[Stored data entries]
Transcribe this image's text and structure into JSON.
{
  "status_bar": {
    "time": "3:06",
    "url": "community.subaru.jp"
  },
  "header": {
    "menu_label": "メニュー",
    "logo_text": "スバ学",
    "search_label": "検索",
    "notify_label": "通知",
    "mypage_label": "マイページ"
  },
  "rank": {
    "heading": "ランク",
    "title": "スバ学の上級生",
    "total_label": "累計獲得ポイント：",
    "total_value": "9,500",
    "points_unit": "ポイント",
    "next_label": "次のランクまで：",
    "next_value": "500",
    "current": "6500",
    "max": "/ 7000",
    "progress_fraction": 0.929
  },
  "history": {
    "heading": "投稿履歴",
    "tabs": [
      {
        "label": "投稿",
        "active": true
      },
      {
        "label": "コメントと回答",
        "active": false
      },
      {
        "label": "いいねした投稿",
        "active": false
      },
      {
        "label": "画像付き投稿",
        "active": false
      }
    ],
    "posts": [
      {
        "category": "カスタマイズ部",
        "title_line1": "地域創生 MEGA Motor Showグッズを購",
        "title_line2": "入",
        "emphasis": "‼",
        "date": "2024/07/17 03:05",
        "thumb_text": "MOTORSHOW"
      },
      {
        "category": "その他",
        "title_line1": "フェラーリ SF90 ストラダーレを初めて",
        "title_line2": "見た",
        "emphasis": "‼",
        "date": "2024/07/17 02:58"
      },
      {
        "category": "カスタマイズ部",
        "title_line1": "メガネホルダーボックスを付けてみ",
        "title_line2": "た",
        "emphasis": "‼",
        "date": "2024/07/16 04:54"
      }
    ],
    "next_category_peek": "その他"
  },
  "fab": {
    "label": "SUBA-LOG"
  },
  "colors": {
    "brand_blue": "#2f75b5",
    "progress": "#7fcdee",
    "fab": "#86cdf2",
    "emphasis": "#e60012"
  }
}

Task to carry out: Go through the records above and retype each one exactly.

Expected answer:
Transcribe this image's text and structure into JSON.
{
  "status_bar": {
    "time": "3:06",
    "url": "community.subaru.jp"
  },
  "header": {
    "menu_label": "メニュー",
    "logo_text": "スバ学",
    "search_label": "検索",
    "notify_label": "通知",
    "mypage_label": "マイページ"
  },
  "rank": {
    "heading": "ランク",
    "title": "スバ学の上級生",
    "total_label": "累計獲得ポイント：",
    "total_value": "9,500",
    "points_unit": "ポイント",
    "next_label": "次のランクまで：",
    "next_value": "500",
    "current": "6500",
    "max": "/ 7000",
    "progress_fraction": 0.929
  },
  "history": {
    "heading": "投稿履歴",
    "tabs": [
      {
        "label": "投稿",
        "active": true
      },
      {
        "label": "コメントと回答",
        "active": false
      },
      {
        "label": "いいねした投稿",
        "active": false
      },
      {
        "label": "画像付き投稿",
        "active": false
      }
    ],
    "posts": [
      {
        "category": "カスタマイズ部",
        "title_line1": "地域創生 MEGA Motor Showグッズを購",
        "title_line2": "入",
        "emphasis": "‼",
        "date": "2024/07/17 03:05",
        "thumb_text": "MOTORSHOW"
      },
      {
        "category": "その他",
        "title_line1": "フェラーリ SF90 ストラダーレを初めて",
        "title_line2": "見た",
        "emphasis": "‼",
        "date": "2024/07/17 02:58"
      },
      {
        "category": "カスタマイズ部",
        "title_line1": "メガネホルダーボックスを付けてみ",
        "title_line2": "た",
        "emphasis": "‼",
        "date": "2024/07/16 04:54"
      }
    ],
    "next_category_peek": "その他"
  },
  "fab": {
    "label": "SUBA-LOG"
  },
  "colors": {
    "brand_blue": "#2f75b5",
    "progress": "#7fcdee",
    "fab": "#86cdf2",
    "emphasis": "#e60012"
  }
}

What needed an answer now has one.